**TASK INSTRUCTIONS**
Filter these entries so that only lines with the word "sans" remain.

** start GIVEN ENTRIES **

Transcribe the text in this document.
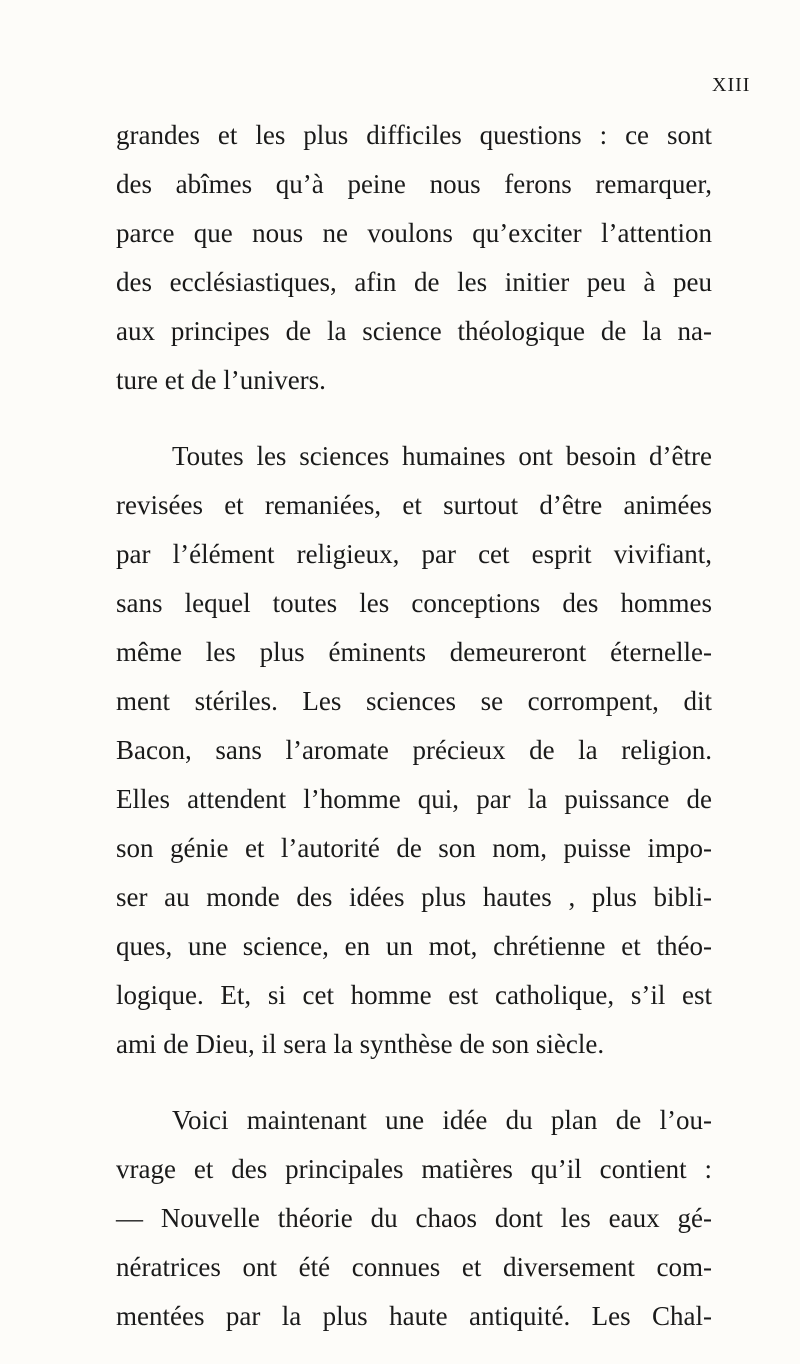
XIII
grandes et les plus difficiles questions : ce sont
des abîmes qu’à peine nous ferons remarquer,
parce que nous ne voulons qu’exciter l’attention
des ecclésiastiques, afin de les initier peu à peu
aux principes de la science théologique de la na-
ture et de l’univers.
Toutes les sciences humaines ont besoin d’être
revisées et remaniées, et surtout d’être animées
par l’élément religieux, par cet esprit vivifiant,
sans lequel toutes les conceptions des hommes
même les plus éminents demeureront éternelle-
ment stériles. Les sciences se corrompent, dit
Bacon, sans l’aromate précieux de la religion.
Elles attendent l’homme qui, par la puissance de
son génie et l’autorité de son nom, puisse impo-
ser au monde des idées plus hautes , plus bibli-
ques, une science, en un mot, chrétienne et théo-
logique. Et, si cet homme est catholique, s’il est
ami de Dieu, il sera la synthèse de son siècle.
Voici maintenant une idée du plan de l’ou-
vrage et des principales matières qu’il contient :
— Nouvelle théorie du chaos dont les eaux gé-
nératrices ont été connues et diversement com-
mentées par la plus haute antiquité. Les Chal-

** end GIVEN ENTRIES **

**THE OUTPUT**
sans lequel toutes les conceptions des hommes
Bacon, sans l’aromate précieux de la religion.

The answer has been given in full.